+++ SUPPLIED DATA +++

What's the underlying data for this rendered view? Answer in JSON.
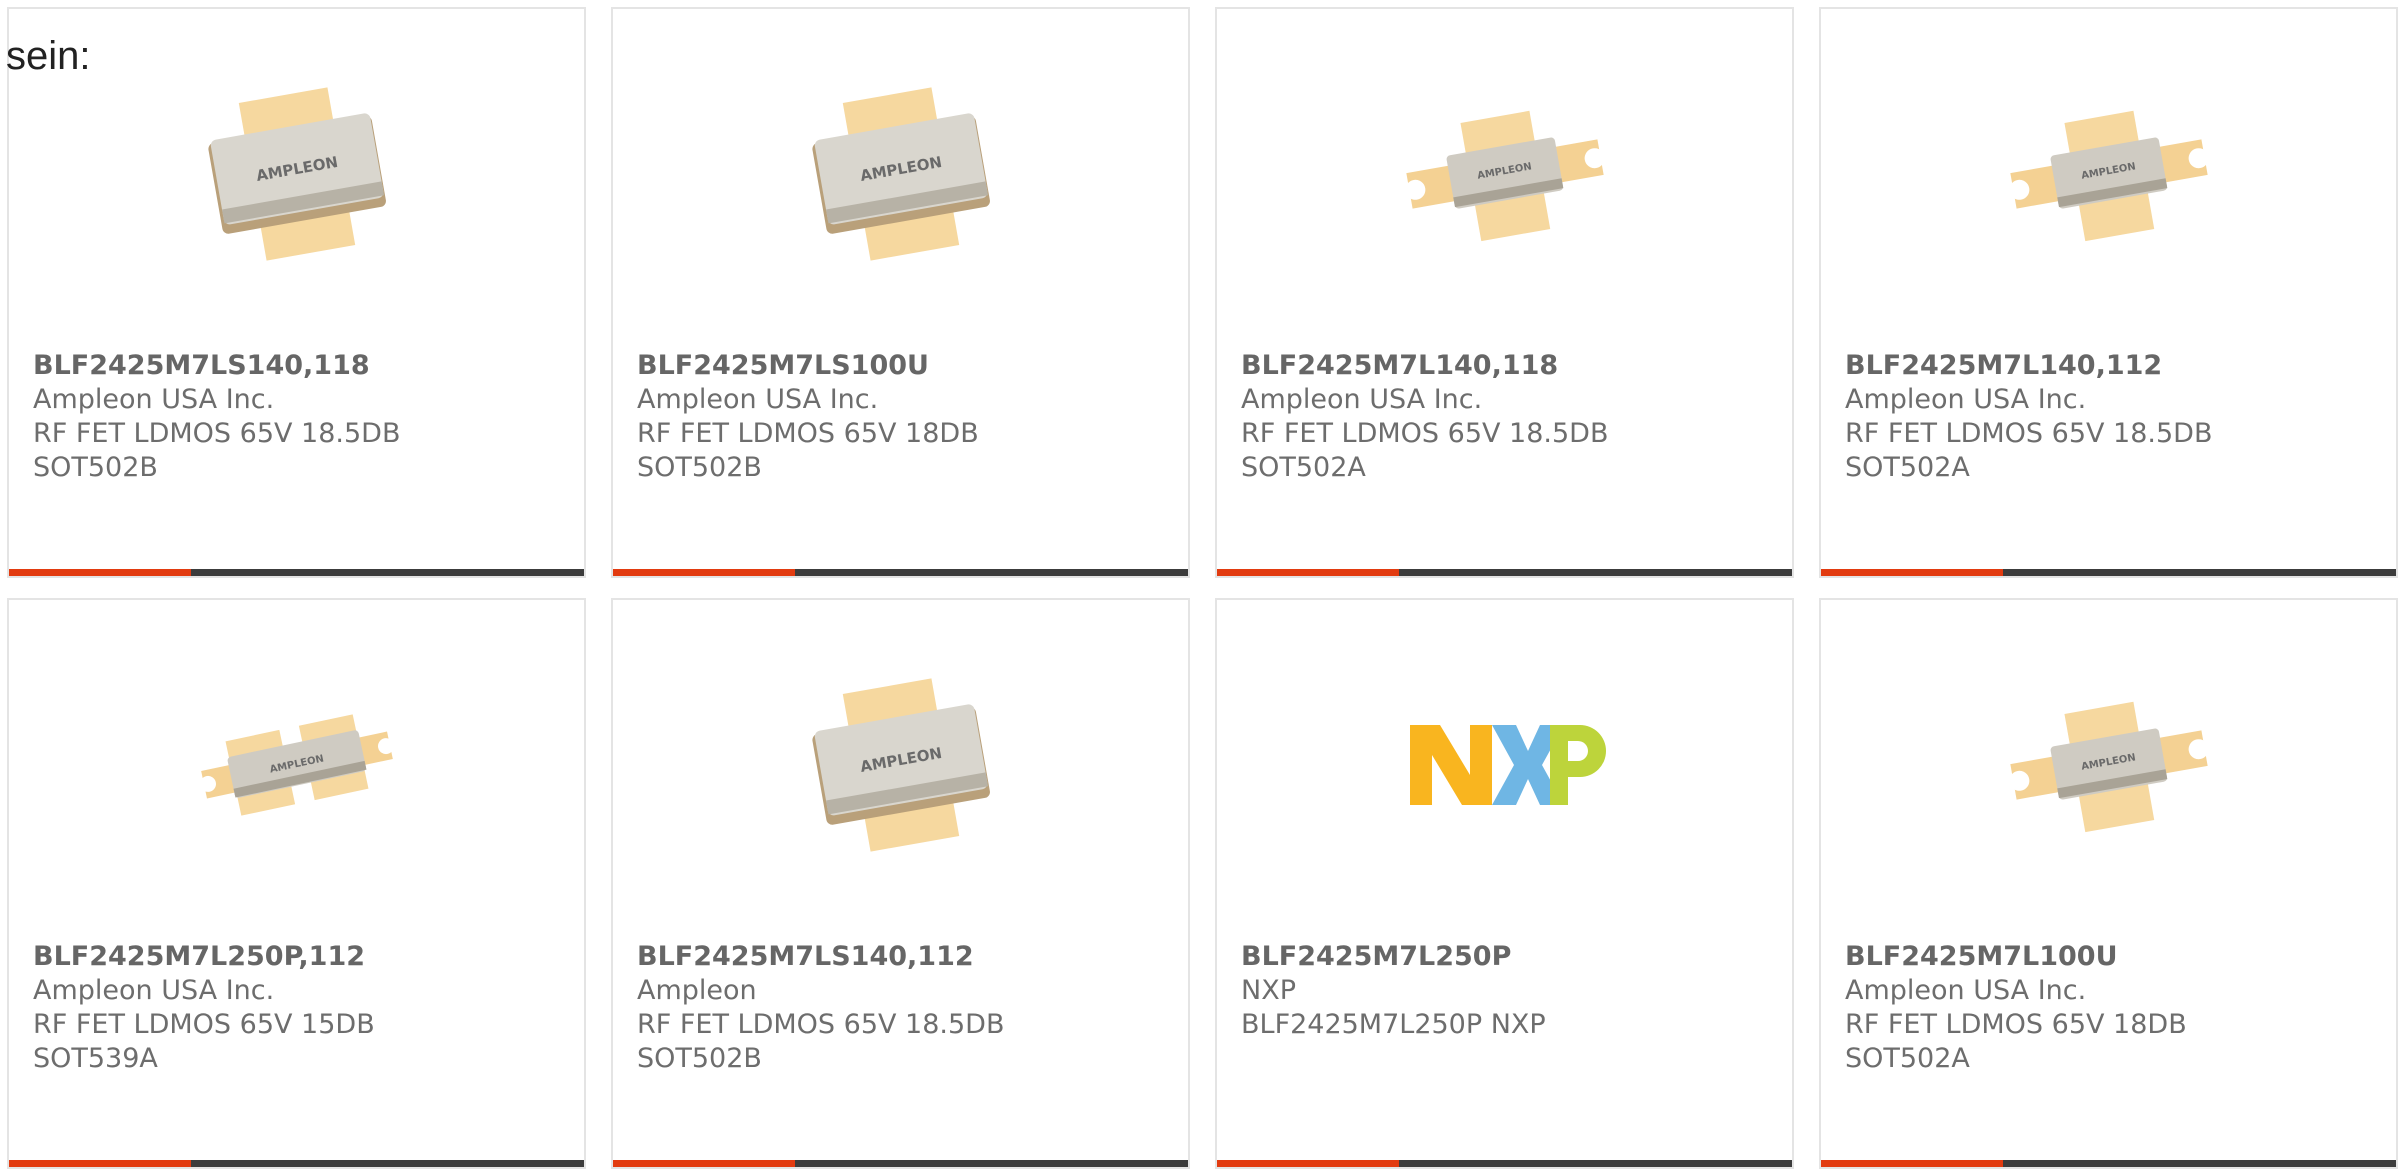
{
  "intro_text": "sein:",
  "colors": {
    "accent": "#e23b10",
    "bar": "#3c3c3c",
    "border": "#e4e4e4",
    "nxp_orange": "#f9b51f",
    "nxp_blue": "#6fb6e4",
    "nxp_green": "#bdd43b"
  },
  "products": [
    {
      "part": "BLF2425M7LS140,118",
      "manufacturer": "Ampleon USA Inc.",
      "description": "RF FET LDMOS 65V 18.5DB",
      "package": "SOT502B",
      "image": "ampleon-flange-large"
    },
    {
      "part": "BLF2425M7LS100U",
      "manufacturer": "Ampleon USA Inc.",
      "description": "RF FET LDMOS 65V 18DB",
      "package": "SOT502B",
      "image": "ampleon-flange-large"
    },
    {
      "part": "BLF2425M7L140,118",
      "manufacturer": "Ampleon USA Inc.",
      "description": "RF FET LDMOS 65V 18.5DB",
      "package": "SOT502A",
      "image": "ampleon-flange-eared"
    },
    {
      "part": "BLF2425M7L140,112",
      "manufacturer": "Ampleon USA Inc.",
      "description": "RF FET LDMOS 65V 18.5DB",
      "package": "SOT502A",
      "image": "ampleon-flange-eared"
    },
    {
      "part": "BLF2425M7L250P,112",
      "manufacturer": "Ampleon USA Inc.",
      "description": "RF FET LDMOS 65V 15DB",
      "package": "SOT539A",
      "image": "ampleon-flange-wide"
    },
    {
      "part": "BLF2425M7LS140,112",
      "manufacturer": "Ampleon",
      "description": "RF FET LDMOS 65V 18.5DB",
      "package": "SOT502B",
      "image": "ampleon-flange-large"
    },
    {
      "part": "BLF2425M7L250P",
      "manufacturer": "NXP",
      "description": "BLF2425M7L250P NXP",
      "package": "",
      "image": "nxp-logo"
    },
    {
      "part": "BLF2425M7L100U",
      "manufacturer": "Ampleon USA Inc.",
      "description": "RF FET LDMOS 65V 18DB",
      "package": "SOT502A",
      "image": "ampleon-flange-eared"
    }
  ]
}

+++

#### [DESCRIPTION OF THE TASK]
All of the entries above should be copied exactly, except for the pictures.

#### [RESPONSE TO THIS EXERCISE]
What's the underlying data for this rendered view? Answer in JSON.
{
  "intro_text": "sein:",
  "colors": {
    "accent": "#e23b10",
    "bar": "#3c3c3c",
    "border": "#e4e4e4",
    "nxp_orange": "#f9b51f",
    "nxp_blue": "#6fb6e4",
    "nxp_green": "#bdd43b"
  },
  "products": [
    {
      "part": "BLF2425M7LS140,118",
      "manufacturer": "Ampleon USA Inc.",
      "description": "RF FET LDMOS 65V 18.5DB",
      "package": "SOT502B",
      "image": "ampleon-flange-large"
    },
    {
      "part": "BLF2425M7LS100U",
      "manufacturer": "Ampleon USA Inc.",
      "description": "RF FET LDMOS 65V 18DB",
      "package": "SOT502B",
      "image": "ampleon-flange-large"
    },
    {
      "part": "BLF2425M7L140,118",
      "manufacturer": "Ampleon USA Inc.",
      "description": "RF FET LDMOS 65V 18.5DB",
      "package": "SOT502A",
      "image": "ampleon-flange-eared"
    },
    {
      "part": "BLF2425M7L140,112",
      "manufacturer": "Ampleon USA Inc.",
      "description": "RF FET LDMOS 65V 18.5DB",
      "package": "SOT502A",
      "image": "ampleon-flange-eared"
    },
    {
      "part": "BLF2425M7L250P,112",
      "manufacturer": "Ampleon USA Inc.",
      "description": "RF FET LDMOS 65V 15DB",
      "package": "SOT539A",
      "image": "ampleon-flange-wide"
    },
    {
      "part": "BLF2425M7LS140,112",
      "manufacturer": "Ampleon",
      "description": "RF FET LDMOS 65V 18.5DB",
      "package": "SOT502B",
      "image": "ampleon-flange-large"
    },
    {
      "part": "BLF2425M7L250P",
      "manufacturer": "NXP",
      "description": "BLF2425M7L250P NXP",
      "package": "",
      "image": "nxp-logo"
    },
    {
      "part": "BLF2425M7L100U",
      "manufacturer": "Ampleon USA Inc.",
      "description": "RF FET LDMOS 65V 18DB",
      "package": "SOT502A",
      "image": "ampleon-flange-eared"
    }
  ]
}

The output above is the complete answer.